START Items

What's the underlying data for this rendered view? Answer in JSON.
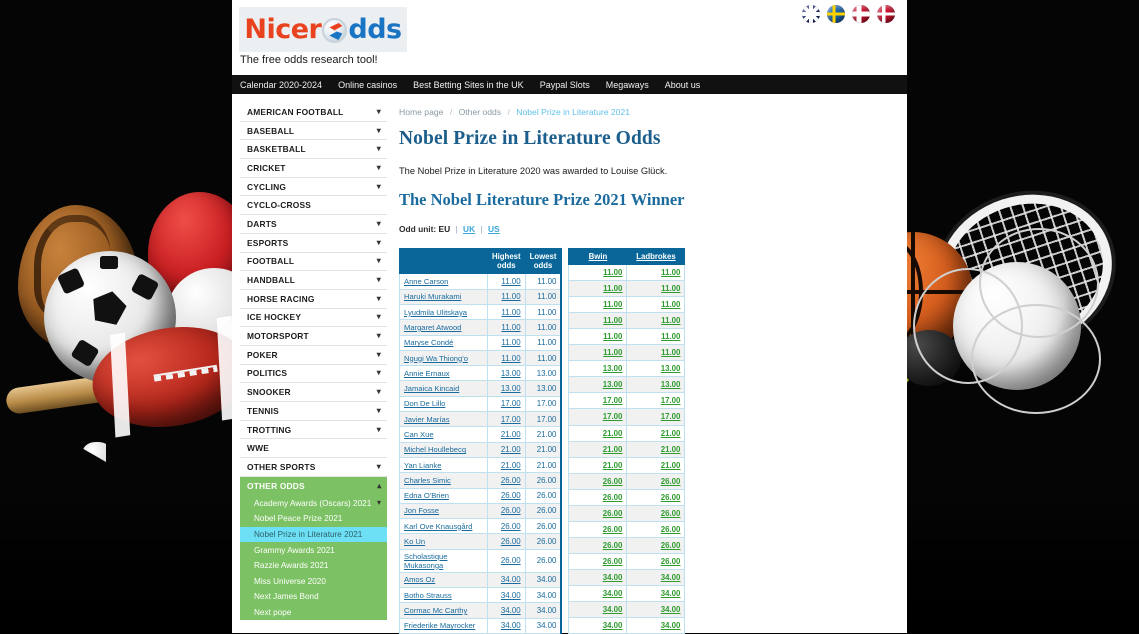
{
  "site": {
    "logo_nicer": "Nicer",
    "logo_dds": "dds",
    "tagline": "The free odds research tool!"
  },
  "flags": [
    {
      "name": "flag-uk",
      "label": "United Kingdom"
    },
    {
      "name": "flag-se",
      "label": "Sweden"
    },
    {
      "name": "flag-no",
      "label": "Norway"
    },
    {
      "name": "flag-dk",
      "label": "Denmark"
    }
  ],
  "topnav": [
    {
      "label": "Calendar 2020-2024"
    },
    {
      "label": "Online casinos"
    },
    {
      "label": "Best Betting Sites in the UK"
    },
    {
      "label": "Paypal Slots"
    },
    {
      "label": "Megaways"
    },
    {
      "label": "About us"
    }
  ],
  "sidebar": {
    "sports": [
      {
        "label": "AMERICAN FOOTBALL",
        "chevron": true
      },
      {
        "label": "BASEBALL",
        "chevron": true
      },
      {
        "label": "BASKETBALL",
        "chevron": true
      },
      {
        "label": "CRICKET",
        "chevron": true
      },
      {
        "label": "CYCLING",
        "chevron": true
      },
      {
        "label": "CYCLO-CROSS",
        "chevron": false
      },
      {
        "label": "DARTS",
        "chevron": true
      },
      {
        "label": "ESPORTS",
        "chevron": true
      },
      {
        "label": "FOOTBALL",
        "chevron": true
      },
      {
        "label": "HANDBALL",
        "chevron": true
      },
      {
        "label": "HORSE RACING",
        "chevron": true
      },
      {
        "label": "ICE HOCKEY",
        "chevron": true
      },
      {
        "label": "MOTORSPORT",
        "chevron": true
      },
      {
        "label": "POKER",
        "chevron": true
      },
      {
        "label": "POLITICS",
        "chevron": true
      },
      {
        "label": "SNOOKER",
        "chevron": true
      },
      {
        "label": "TENNIS",
        "chevron": true
      },
      {
        "label": "TROTTING",
        "chevron": true
      },
      {
        "label": "WWE",
        "chevron": false
      },
      {
        "label": "OTHER SPORTS",
        "chevron": true
      }
    ],
    "other_odds": {
      "header": "OTHER ODDS",
      "expanded": true,
      "items": [
        {
          "label": "Academy Awards (Oscars) 2021",
          "chevron": true,
          "active": false
        },
        {
          "label": "Nobel Peace Prize 2021",
          "chevron": false,
          "active": false
        },
        {
          "label": "Nobel Prize in Literature 2021",
          "chevron": false,
          "active": true
        },
        {
          "label": "Grammy Awards 2021",
          "chevron": false,
          "active": false
        },
        {
          "label": "Razzie Awards 2021",
          "chevron": false,
          "active": false
        },
        {
          "label": "Miss Universe 2020",
          "chevron": false,
          "active": false
        },
        {
          "label": "Next James Bond",
          "chevron": false,
          "active": false
        },
        {
          "label": "Next pope",
          "chevron": false,
          "active": false
        }
      ]
    },
    "colors": {
      "green": "#7cc163",
      "active_highlight": "#6de0f5"
    }
  },
  "content": {
    "breadcrumb": [
      {
        "label": "Home page",
        "current": false
      },
      {
        "label": "Other odds",
        "current": false
      },
      {
        "label": "Nobel Prize in Literature 2021",
        "current": true
      }
    ],
    "breadcrumb_separator": "/",
    "page_title": "Nobel Prize in Literature Odds",
    "intro_text": "The Nobel Prize in Literature 2020 was awarded to Louise Glück.",
    "section_title": "The Nobel Literature Prize 2021 Winner",
    "odd_unit": {
      "label": "Odd unit:",
      "current": "EU",
      "options": [
        "EU",
        "UK",
        "US"
      ],
      "links": [
        "UK",
        "US"
      ],
      "separator": "|"
    },
    "table": {
      "headers": {
        "name": "",
        "highest": "Highest odds",
        "lowest": "Lowest odds"
      },
      "bookmakers": [
        "Bwin",
        "Ladbrokes"
      ],
      "rows": [
        {
          "name": "Anne Carson",
          "highest": "11.00",
          "lowest": "11.00",
          "bwin": "11.00",
          "ladbrokes": "11.00"
        },
        {
          "name": "Haruki Murakami",
          "highest": "11.00",
          "lowest": "11.00",
          "bwin": "11.00",
          "ladbrokes": "11.00"
        },
        {
          "name": "Lyudmila Ulitskaya",
          "highest": "11.00",
          "lowest": "11.00",
          "bwin": "11.00",
          "ladbrokes": "11.00"
        },
        {
          "name": "Margaret Atwood",
          "highest": "11.00",
          "lowest": "11.00",
          "bwin": "11.00",
          "ladbrokes": "11.00"
        },
        {
          "name": "Maryse Condé",
          "highest": "11.00",
          "lowest": "11.00",
          "bwin": "11.00",
          "ladbrokes": "11.00"
        },
        {
          "name": "Ngugi Wa Thiong'o",
          "highest": "11.00",
          "lowest": "11.00",
          "bwin": "11.00",
          "ladbrokes": "11.00"
        },
        {
          "name": "Annie Ernaux",
          "highest": "13.00",
          "lowest": "13.00",
          "bwin": "13.00",
          "ladbrokes": "13.00"
        },
        {
          "name": "Jamaica Kincaid",
          "highest": "13.00",
          "lowest": "13.00",
          "bwin": "13.00",
          "ladbrokes": "13.00"
        },
        {
          "name": "Don De Lillo",
          "highest": "17.00",
          "lowest": "17.00",
          "bwin": "17.00",
          "ladbrokes": "17.00"
        },
        {
          "name": "Javier Marías",
          "highest": "17.00",
          "lowest": "17.00",
          "bwin": "17.00",
          "ladbrokes": "17.00"
        },
        {
          "name": "Can Xue",
          "highest": "21.00",
          "lowest": "21.00",
          "bwin": "21.00",
          "ladbrokes": "21.00"
        },
        {
          "name": "Michel Houllebecq",
          "highest": "21.00",
          "lowest": "21.00",
          "bwin": "21.00",
          "ladbrokes": "21.00"
        },
        {
          "name": "Yan Lianke",
          "highest": "21.00",
          "lowest": "21.00",
          "bwin": "21.00",
          "ladbrokes": "21.00"
        },
        {
          "name": "Charles Simic",
          "highest": "26.00",
          "lowest": "26.00",
          "bwin": "26.00",
          "ladbrokes": "26.00"
        },
        {
          "name": "Edna O'Brien",
          "highest": "26.00",
          "lowest": "26.00",
          "bwin": "26.00",
          "ladbrokes": "26.00"
        },
        {
          "name": "Jon Fosse",
          "highest": "26.00",
          "lowest": "26.00",
          "bwin": "26.00",
          "ladbrokes": "26.00"
        },
        {
          "name": "Karl Ove Knausgård",
          "highest": "26.00",
          "lowest": "26.00",
          "bwin": "26.00",
          "ladbrokes": "26.00"
        },
        {
          "name": "Ko Un",
          "highest": "26.00",
          "lowest": "26.00",
          "bwin": "26.00",
          "ladbrokes": "26.00"
        },
        {
          "name": "Scholastique Mukasonga",
          "highest": "26.00",
          "lowest": "26.00",
          "bwin": "26.00",
          "ladbrokes": "26.00"
        },
        {
          "name": "Amos Oz",
          "highest": "34.00",
          "lowest": "34.00",
          "bwin": "34.00",
          "ladbrokes": "34.00"
        },
        {
          "name": "Botho Strauss",
          "highest": "34.00",
          "lowest": "34.00",
          "bwin": "34.00",
          "ladbrokes": "34.00"
        },
        {
          "name": "Cormac Mc Carthy",
          "highest": "34.00",
          "lowest": "34.00",
          "bwin": "34.00",
          "ladbrokes": "34.00"
        },
        {
          "name": "Friederike Mayrocker",
          "highest": "34.00",
          "lowest": "34.00",
          "bwin": "34.00",
          "ladbrokes": "34.00"
        }
      ]
    },
    "colors": {
      "table_header": "#0a6699",
      "link_blue": "#1a6c9e",
      "odds_green": "#2e9b2e",
      "title_blue": "#1b5e8c"
    }
  }
}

END Items

Your instructions => Within the listing above, work out how many lines contain the string "Next", and reply with that number only.

Correct response => 2